» SUPPLIED RECORDS:
○ ○ ○

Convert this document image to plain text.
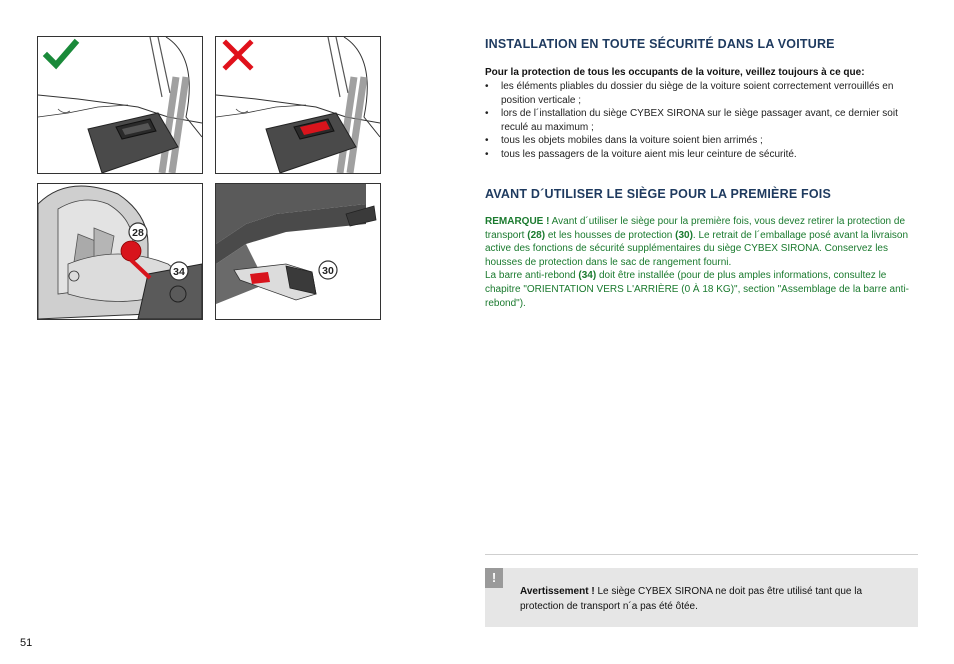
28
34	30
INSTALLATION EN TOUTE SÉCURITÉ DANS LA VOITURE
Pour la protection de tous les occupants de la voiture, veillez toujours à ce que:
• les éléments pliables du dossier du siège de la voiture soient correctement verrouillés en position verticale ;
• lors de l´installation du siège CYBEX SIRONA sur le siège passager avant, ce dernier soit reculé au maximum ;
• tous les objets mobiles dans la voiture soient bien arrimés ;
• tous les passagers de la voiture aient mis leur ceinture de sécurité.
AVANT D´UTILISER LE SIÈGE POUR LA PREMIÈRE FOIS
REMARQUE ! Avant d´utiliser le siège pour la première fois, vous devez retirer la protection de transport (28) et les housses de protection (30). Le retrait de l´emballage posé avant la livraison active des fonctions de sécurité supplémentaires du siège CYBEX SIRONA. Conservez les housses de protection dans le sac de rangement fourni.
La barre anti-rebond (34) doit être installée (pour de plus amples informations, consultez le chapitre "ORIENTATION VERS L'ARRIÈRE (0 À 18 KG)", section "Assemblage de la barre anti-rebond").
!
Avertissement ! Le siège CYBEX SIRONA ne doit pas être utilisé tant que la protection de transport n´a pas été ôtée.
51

○ ○ ○

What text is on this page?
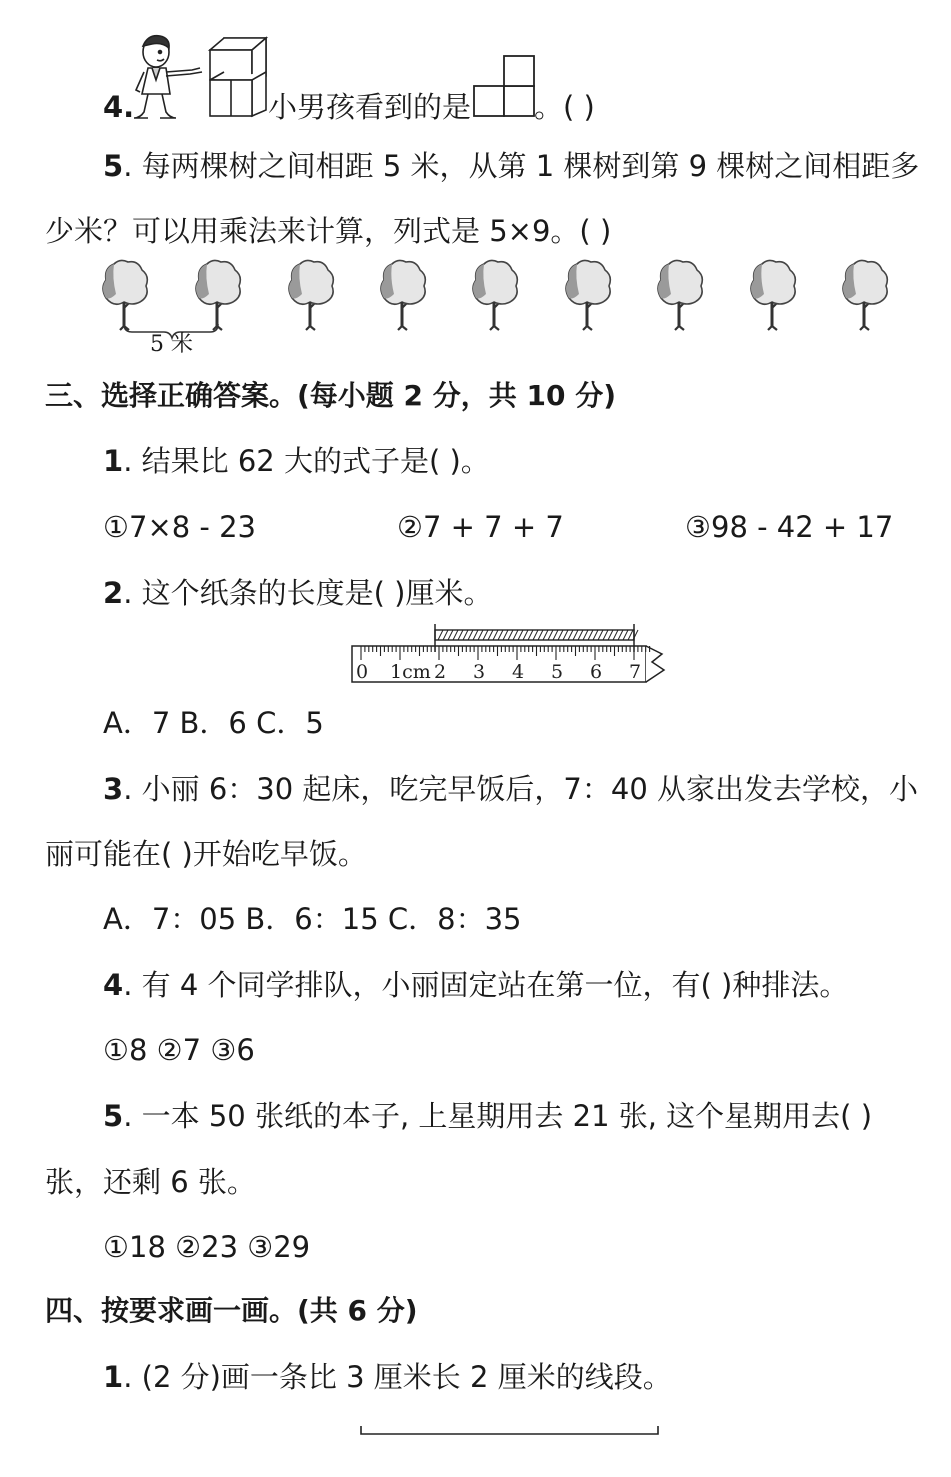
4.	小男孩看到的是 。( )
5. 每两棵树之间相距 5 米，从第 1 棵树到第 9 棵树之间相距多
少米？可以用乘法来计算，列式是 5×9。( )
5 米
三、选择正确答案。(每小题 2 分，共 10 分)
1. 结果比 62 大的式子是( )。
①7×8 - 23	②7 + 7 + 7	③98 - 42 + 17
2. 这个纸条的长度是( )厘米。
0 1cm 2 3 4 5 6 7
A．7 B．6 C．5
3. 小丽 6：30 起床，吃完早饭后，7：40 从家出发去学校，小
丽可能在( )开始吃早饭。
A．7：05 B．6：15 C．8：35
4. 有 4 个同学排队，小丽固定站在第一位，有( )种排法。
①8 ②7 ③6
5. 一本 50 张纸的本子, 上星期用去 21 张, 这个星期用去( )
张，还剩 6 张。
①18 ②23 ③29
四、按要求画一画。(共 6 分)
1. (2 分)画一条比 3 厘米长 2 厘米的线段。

○ ○ ○

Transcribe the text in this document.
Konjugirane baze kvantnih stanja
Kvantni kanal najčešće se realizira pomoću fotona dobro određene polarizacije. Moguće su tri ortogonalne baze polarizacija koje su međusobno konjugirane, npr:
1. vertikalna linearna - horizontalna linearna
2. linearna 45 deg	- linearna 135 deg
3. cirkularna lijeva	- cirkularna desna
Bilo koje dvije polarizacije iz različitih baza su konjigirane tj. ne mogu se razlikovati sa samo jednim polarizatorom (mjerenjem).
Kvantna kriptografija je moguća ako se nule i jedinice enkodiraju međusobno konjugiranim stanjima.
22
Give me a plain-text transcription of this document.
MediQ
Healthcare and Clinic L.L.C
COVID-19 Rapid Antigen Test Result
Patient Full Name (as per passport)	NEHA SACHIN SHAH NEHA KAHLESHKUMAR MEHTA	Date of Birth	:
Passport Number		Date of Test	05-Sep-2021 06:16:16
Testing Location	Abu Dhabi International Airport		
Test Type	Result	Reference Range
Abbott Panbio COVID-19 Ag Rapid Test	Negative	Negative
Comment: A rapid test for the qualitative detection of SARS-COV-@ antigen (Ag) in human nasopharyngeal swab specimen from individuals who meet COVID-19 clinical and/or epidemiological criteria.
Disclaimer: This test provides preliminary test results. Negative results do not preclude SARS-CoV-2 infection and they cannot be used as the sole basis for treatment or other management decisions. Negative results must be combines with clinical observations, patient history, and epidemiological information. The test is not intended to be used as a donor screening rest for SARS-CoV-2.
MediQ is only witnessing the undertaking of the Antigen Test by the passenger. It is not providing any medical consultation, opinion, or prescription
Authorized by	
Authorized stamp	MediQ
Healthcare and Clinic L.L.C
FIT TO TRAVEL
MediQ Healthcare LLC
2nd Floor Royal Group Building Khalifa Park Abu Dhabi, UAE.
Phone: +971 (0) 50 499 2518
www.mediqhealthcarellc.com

○ ○ ○

» WORK TO COMPLETE:
Which lines contain the word "text"? Copy each of them.

» WORKED SOLUTION:
Convert this document image to plain text.
What text is on this page?
Transcribe the text in this document.
Give me a plain-text transcription of this document.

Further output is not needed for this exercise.